EXERCISE
Keep the wording of each record exactly the same when you repeat it, and leave out pictures.

BEGIN DATA IN THIS EXERCISE

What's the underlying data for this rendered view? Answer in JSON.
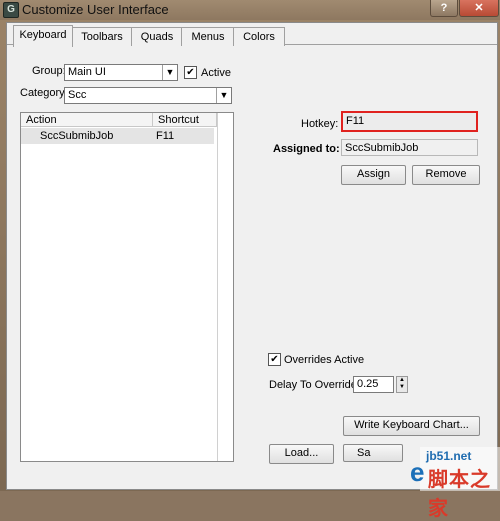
{
  "window": {
    "title": "Customize User Interface",
    "help_label": "?",
    "close_label": "✕"
  },
  "tabs": [
    "Keyboard",
    "Toolbars",
    "Quads",
    "Menus",
    "Colors"
  ],
  "keyboard": {
    "group_label": "Group:",
    "group_value": "Main UI",
    "active_label": "Active",
    "active_checked": true,
    "category_label": "Category:",
    "category_value": "Scc",
    "list": {
      "columns": [
        "Action",
        "Shortcut"
      ],
      "rows": [
        {
          "action": "SccSubmibJob",
          "shortcut": "F11"
        }
      ]
    },
    "hotkey_label": "Hotkey:",
    "hotkey_value": "F11",
    "assigned_label": "Assigned to:",
    "assigned_value": "SccSubmibJob",
    "assign_label": "Assign",
    "remove_label": "Remove",
    "overrides_label": "Overrides Active",
    "overrides_checked": true,
    "delay_label": "Delay To Override:",
    "delay_value": "0.25",
    "write_chart_label": "Write Keyboard Chart...",
    "load_label": "Load...",
    "save_label": "Sa"
  },
  "watermark": {
    "url": "jb51.net",
    "text": "脚本之家"
  }
}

END DATA IN THIS EXERCISE

OUTPUT OF THE TASK
What's the underlying data for this rendered view? Answer in JSON.
{
  "window": {
    "title": "Customize User Interface",
    "help_label": "?",
    "close_label": "✕"
  },
  "tabs": [
    "Keyboard",
    "Toolbars",
    "Quads",
    "Menus",
    "Colors"
  ],
  "keyboard": {
    "group_label": "Group:",
    "group_value": "Main UI",
    "active_label": "Active",
    "active_checked": true,
    "category_label": "Category:",
    "category_value": "Scc",
    "list": {
      "columns": [
        "Action",
        "Shortcut"
      ],
      "rows": [
        {
          "action": "SccSubmibJob",
          "shortcut": "F11"
        }
      ]
    },
    "hotkey_label": "Hotkey:",
    "hotkey_value": "F11",
    "assigned_label": "Assigned to:",
    "assigned_value": "SccSubmibJob",
    "assign_label": "Assign",
    "remove_label": "Remove",
    "overrides_label": "Overrides Active",
    "overrides_checked": true,
    "delay_label": "Delay To Override:",
    "delay_value": "0.25",
    "write_chart_label": "Write Keyboard Chart...",
    "load_label": "Load...",
    "save_label": "Sa"
  },
  "watermark": {
    "url": "jb51.net",
    "text": "脚本之家"
  }
}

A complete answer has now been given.